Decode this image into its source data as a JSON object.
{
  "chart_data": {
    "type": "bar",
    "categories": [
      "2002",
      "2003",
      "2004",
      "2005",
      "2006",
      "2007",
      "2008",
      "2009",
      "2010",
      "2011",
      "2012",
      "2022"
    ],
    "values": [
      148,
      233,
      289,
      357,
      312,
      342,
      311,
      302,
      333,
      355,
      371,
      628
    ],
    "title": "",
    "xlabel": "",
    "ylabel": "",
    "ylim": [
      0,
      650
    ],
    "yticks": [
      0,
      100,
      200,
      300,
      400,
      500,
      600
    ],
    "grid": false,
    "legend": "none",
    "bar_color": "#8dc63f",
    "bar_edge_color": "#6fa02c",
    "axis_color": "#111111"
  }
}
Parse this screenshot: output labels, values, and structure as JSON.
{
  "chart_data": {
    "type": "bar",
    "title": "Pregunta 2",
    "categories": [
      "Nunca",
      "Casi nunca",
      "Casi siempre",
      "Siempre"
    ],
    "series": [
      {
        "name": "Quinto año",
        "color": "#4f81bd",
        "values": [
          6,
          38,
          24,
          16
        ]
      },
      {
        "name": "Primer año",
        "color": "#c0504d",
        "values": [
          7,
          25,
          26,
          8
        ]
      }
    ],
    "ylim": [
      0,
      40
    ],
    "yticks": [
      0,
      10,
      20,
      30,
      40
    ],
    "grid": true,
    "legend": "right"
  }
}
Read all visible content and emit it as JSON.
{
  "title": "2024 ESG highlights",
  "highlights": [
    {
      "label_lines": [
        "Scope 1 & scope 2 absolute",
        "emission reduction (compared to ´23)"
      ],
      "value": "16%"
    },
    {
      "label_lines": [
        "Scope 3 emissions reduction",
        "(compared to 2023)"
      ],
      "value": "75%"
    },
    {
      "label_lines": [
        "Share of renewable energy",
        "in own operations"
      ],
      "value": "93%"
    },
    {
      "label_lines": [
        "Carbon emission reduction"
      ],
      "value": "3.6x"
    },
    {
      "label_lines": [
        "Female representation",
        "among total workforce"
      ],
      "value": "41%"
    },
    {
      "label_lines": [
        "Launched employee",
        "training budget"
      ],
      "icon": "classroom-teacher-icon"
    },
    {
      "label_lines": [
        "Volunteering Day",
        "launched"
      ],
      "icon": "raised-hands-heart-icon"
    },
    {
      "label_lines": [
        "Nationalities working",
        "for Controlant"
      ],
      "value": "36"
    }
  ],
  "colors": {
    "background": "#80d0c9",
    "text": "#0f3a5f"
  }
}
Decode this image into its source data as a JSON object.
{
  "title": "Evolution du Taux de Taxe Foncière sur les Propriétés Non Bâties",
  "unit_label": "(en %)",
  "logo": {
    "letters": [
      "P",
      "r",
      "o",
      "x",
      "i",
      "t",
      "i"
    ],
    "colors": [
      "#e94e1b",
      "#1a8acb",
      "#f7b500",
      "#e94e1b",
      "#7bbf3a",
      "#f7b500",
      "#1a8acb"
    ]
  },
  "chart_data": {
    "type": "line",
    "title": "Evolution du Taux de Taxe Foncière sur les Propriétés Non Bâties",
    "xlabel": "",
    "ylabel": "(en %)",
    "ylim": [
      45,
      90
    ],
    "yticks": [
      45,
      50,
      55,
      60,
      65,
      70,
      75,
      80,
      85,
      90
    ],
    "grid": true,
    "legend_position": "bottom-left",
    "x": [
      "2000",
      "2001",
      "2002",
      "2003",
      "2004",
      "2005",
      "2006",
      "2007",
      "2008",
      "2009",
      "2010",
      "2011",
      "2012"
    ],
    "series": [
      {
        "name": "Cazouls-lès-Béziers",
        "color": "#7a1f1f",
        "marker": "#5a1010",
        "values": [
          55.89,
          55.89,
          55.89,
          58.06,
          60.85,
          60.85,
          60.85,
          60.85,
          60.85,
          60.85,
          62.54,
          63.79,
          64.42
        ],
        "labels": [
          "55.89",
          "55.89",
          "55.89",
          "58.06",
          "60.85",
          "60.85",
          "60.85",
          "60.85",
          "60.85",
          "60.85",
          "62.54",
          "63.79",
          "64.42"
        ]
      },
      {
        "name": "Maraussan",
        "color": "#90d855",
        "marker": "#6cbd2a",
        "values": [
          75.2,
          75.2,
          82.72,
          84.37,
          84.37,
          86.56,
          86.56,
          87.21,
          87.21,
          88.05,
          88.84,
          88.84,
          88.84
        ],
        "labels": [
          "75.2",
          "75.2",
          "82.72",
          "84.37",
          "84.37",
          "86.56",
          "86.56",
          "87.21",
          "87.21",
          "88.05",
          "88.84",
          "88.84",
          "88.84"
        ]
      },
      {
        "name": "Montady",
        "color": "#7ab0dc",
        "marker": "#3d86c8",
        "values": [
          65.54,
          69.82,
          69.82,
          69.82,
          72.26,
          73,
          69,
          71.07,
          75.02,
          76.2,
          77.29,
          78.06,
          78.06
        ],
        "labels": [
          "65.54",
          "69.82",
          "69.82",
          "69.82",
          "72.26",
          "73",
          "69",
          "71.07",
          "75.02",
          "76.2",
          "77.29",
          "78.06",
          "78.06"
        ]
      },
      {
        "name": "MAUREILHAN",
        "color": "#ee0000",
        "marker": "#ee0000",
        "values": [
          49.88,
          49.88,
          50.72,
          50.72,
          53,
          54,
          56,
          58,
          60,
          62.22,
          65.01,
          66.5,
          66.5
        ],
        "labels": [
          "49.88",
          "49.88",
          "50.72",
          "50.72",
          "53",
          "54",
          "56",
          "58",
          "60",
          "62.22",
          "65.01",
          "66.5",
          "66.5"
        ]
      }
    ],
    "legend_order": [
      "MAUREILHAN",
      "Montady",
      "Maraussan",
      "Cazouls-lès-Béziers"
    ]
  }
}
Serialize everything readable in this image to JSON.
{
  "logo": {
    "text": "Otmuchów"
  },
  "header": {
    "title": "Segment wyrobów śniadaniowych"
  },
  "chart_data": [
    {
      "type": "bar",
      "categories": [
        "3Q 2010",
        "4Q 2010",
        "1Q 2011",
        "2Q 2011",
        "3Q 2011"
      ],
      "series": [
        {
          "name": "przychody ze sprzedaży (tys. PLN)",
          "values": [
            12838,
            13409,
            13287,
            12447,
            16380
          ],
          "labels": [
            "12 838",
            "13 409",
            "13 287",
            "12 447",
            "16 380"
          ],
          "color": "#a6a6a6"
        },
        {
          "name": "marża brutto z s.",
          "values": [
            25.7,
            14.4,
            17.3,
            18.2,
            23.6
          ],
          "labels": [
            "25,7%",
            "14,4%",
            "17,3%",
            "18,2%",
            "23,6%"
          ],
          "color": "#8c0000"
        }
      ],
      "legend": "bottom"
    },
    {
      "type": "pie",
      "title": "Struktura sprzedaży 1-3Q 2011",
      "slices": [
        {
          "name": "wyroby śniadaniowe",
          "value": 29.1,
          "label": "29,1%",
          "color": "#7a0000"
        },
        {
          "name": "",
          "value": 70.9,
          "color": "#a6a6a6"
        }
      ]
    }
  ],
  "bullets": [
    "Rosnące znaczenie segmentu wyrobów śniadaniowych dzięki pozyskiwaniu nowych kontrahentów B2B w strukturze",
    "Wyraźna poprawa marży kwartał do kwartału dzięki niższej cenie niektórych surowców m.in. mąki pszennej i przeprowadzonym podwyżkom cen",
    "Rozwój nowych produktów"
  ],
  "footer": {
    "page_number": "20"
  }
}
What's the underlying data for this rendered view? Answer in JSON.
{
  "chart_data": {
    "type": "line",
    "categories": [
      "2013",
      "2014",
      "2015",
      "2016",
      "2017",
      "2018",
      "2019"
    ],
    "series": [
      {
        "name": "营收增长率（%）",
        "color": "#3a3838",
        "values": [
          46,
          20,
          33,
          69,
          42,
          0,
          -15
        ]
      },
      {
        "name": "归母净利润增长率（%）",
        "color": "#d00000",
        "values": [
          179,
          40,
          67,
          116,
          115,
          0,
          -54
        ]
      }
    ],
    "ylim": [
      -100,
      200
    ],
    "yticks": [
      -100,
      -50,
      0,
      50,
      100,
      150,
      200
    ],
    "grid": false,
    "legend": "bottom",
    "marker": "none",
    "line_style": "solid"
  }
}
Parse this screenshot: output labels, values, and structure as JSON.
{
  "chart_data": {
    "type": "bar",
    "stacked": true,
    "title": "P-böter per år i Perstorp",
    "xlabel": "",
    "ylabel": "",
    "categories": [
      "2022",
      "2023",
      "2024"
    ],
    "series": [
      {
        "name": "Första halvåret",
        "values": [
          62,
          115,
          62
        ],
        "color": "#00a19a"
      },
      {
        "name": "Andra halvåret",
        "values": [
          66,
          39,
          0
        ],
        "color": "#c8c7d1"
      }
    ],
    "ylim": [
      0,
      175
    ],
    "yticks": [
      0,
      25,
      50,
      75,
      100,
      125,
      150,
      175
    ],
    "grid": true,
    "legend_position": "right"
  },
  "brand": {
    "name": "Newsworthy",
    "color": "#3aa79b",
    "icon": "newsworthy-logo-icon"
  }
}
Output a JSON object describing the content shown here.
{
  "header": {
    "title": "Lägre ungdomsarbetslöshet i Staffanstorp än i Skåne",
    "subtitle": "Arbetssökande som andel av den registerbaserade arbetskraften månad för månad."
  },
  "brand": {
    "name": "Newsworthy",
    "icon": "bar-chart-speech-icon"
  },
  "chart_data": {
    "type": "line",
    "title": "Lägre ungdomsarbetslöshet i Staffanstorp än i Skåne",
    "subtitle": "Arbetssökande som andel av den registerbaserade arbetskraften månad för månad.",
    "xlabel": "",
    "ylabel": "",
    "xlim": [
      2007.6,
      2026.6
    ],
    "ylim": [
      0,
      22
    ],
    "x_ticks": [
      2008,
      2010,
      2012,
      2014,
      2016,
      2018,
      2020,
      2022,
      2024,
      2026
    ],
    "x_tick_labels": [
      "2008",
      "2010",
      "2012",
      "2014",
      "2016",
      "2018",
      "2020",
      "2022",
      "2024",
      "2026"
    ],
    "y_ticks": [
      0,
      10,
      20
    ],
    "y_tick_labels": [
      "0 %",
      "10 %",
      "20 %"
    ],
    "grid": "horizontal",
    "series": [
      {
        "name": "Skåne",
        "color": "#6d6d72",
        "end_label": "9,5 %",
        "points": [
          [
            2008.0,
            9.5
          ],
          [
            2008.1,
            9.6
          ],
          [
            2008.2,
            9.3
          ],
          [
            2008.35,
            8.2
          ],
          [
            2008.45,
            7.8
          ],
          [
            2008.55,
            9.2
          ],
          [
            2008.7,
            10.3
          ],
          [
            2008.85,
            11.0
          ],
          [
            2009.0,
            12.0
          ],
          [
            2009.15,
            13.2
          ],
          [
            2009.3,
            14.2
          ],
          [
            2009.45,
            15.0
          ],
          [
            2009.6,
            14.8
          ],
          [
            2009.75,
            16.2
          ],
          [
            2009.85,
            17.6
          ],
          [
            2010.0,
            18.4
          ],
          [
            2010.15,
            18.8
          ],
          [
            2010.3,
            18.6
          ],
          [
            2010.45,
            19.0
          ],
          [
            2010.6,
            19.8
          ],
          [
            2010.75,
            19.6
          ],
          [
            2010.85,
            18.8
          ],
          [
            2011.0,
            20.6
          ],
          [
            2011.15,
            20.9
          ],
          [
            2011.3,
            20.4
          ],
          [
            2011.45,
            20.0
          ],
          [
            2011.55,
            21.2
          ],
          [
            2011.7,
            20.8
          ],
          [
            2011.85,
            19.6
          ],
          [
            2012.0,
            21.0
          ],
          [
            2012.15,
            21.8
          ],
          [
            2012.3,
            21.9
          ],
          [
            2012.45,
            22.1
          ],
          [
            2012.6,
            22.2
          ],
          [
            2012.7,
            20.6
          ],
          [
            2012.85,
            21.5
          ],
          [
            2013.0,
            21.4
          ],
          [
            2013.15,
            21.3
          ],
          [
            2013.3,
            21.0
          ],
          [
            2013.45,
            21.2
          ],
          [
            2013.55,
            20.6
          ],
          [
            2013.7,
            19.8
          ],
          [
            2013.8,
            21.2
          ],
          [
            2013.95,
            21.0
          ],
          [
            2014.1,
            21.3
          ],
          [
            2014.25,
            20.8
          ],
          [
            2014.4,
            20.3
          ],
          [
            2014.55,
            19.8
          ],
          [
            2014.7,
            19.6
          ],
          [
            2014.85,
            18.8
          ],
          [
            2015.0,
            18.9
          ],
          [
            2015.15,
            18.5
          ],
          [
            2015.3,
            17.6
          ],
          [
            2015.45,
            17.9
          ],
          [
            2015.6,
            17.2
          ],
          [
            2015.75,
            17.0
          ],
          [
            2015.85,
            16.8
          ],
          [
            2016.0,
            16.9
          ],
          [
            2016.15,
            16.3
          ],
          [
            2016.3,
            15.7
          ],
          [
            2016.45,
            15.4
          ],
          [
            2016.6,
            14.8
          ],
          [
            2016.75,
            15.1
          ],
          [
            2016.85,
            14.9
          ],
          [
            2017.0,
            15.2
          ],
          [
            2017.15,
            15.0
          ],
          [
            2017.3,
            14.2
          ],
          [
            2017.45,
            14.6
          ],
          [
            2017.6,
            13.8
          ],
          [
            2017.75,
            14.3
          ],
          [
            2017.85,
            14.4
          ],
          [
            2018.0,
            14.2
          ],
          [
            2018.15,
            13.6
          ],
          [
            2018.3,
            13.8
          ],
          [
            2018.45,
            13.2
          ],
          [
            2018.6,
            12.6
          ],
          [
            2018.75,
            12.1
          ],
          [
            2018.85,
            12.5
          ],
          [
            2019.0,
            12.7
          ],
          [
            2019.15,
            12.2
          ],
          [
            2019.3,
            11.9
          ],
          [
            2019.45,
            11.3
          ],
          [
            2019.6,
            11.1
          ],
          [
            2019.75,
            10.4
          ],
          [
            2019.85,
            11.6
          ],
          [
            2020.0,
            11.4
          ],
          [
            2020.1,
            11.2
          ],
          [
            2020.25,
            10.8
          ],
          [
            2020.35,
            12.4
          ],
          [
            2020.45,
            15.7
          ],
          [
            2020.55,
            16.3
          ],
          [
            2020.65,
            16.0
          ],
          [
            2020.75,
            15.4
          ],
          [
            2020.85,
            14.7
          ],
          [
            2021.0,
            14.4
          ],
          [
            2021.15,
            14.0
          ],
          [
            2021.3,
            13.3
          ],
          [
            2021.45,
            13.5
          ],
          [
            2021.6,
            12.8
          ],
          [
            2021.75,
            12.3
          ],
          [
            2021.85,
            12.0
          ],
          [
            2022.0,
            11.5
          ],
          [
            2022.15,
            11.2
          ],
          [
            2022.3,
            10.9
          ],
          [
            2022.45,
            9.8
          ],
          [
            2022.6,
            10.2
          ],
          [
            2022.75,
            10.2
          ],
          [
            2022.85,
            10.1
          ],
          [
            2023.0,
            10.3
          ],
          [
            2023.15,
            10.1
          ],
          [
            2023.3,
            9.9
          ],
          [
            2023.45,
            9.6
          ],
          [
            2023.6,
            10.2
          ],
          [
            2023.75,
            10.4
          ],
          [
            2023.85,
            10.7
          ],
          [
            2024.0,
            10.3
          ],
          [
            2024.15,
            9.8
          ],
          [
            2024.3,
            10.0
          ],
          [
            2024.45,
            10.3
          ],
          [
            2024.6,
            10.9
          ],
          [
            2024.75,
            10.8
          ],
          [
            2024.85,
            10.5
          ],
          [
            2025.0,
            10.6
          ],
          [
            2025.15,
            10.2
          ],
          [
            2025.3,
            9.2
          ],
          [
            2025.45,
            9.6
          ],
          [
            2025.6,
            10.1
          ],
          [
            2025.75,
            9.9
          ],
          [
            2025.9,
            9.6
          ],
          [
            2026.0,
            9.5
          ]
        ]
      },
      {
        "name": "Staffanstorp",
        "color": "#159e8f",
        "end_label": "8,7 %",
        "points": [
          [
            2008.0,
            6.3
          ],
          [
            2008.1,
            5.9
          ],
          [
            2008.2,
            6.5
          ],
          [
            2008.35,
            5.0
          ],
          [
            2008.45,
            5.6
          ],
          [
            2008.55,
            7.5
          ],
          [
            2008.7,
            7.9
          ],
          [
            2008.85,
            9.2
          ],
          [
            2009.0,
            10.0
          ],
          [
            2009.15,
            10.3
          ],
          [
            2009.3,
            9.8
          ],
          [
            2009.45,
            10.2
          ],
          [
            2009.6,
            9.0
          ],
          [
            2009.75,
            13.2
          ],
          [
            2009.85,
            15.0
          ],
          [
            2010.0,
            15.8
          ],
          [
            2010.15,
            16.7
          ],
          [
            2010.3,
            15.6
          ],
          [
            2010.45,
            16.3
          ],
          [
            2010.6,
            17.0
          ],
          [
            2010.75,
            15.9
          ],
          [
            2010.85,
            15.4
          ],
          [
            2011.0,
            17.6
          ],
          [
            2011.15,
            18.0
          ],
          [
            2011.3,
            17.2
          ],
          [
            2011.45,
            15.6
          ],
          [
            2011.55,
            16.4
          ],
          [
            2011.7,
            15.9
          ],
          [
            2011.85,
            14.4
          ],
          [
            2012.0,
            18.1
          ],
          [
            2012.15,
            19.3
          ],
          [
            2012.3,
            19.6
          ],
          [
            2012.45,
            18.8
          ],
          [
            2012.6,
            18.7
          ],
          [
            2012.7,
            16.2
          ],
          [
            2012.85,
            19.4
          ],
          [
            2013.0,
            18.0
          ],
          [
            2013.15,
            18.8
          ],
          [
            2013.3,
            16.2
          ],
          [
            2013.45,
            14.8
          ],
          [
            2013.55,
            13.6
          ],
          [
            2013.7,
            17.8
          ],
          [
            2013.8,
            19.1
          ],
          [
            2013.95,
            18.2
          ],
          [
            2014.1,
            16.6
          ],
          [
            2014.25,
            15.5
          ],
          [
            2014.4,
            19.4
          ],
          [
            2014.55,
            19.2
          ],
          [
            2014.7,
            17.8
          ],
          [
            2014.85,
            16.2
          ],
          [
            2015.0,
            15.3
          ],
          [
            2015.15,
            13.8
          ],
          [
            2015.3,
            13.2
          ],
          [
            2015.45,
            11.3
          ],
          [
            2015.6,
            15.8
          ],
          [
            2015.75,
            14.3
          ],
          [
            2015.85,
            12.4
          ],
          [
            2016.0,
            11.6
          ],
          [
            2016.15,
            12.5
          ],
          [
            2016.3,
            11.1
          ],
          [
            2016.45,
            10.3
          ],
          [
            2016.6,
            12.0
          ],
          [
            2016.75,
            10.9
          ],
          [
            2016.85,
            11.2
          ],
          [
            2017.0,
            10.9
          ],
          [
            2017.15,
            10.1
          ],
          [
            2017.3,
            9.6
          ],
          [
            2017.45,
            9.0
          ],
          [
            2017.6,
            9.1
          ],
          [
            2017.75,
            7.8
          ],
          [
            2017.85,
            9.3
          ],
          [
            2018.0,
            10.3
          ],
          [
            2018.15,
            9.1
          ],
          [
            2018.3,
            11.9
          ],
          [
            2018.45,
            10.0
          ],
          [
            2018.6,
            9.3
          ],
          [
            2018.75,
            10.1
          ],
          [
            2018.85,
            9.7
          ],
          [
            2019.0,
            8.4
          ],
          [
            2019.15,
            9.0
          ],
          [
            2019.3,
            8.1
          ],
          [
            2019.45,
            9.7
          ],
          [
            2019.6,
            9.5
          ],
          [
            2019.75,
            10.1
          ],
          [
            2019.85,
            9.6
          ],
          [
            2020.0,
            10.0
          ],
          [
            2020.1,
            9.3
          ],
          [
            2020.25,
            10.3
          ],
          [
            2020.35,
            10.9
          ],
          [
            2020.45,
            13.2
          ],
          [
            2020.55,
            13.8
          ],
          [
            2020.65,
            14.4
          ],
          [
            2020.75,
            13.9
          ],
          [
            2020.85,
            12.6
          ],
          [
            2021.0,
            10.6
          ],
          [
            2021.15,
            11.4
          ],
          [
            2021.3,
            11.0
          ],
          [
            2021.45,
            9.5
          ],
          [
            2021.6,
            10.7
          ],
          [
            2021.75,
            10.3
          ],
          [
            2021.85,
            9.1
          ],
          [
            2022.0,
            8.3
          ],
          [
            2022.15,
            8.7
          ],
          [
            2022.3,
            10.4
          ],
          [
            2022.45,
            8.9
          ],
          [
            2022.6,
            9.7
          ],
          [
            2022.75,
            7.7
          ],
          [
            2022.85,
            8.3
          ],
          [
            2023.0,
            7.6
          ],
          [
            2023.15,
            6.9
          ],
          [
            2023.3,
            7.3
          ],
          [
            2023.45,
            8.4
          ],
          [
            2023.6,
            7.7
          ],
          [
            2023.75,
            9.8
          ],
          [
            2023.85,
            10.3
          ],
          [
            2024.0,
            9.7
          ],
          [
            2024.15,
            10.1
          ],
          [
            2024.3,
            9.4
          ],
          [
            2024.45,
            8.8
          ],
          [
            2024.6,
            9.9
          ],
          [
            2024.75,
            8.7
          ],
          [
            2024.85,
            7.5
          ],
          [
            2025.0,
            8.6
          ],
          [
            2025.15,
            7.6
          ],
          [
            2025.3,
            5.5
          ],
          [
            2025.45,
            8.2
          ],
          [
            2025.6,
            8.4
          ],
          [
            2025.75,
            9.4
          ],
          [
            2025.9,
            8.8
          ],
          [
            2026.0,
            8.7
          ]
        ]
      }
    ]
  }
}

+ + + + + + +

**TO BE DONE**
Check each line above for the word "Foncière" and copy the ones that have it.

**ANSWER IN FULL**
  "title": "Evolution du Taux de Taxe Foncière sur les Propriétés Non Bâties",
    "title": "Evolution du Taux de Taxe Foncière sur les Propriétés Non Bâties",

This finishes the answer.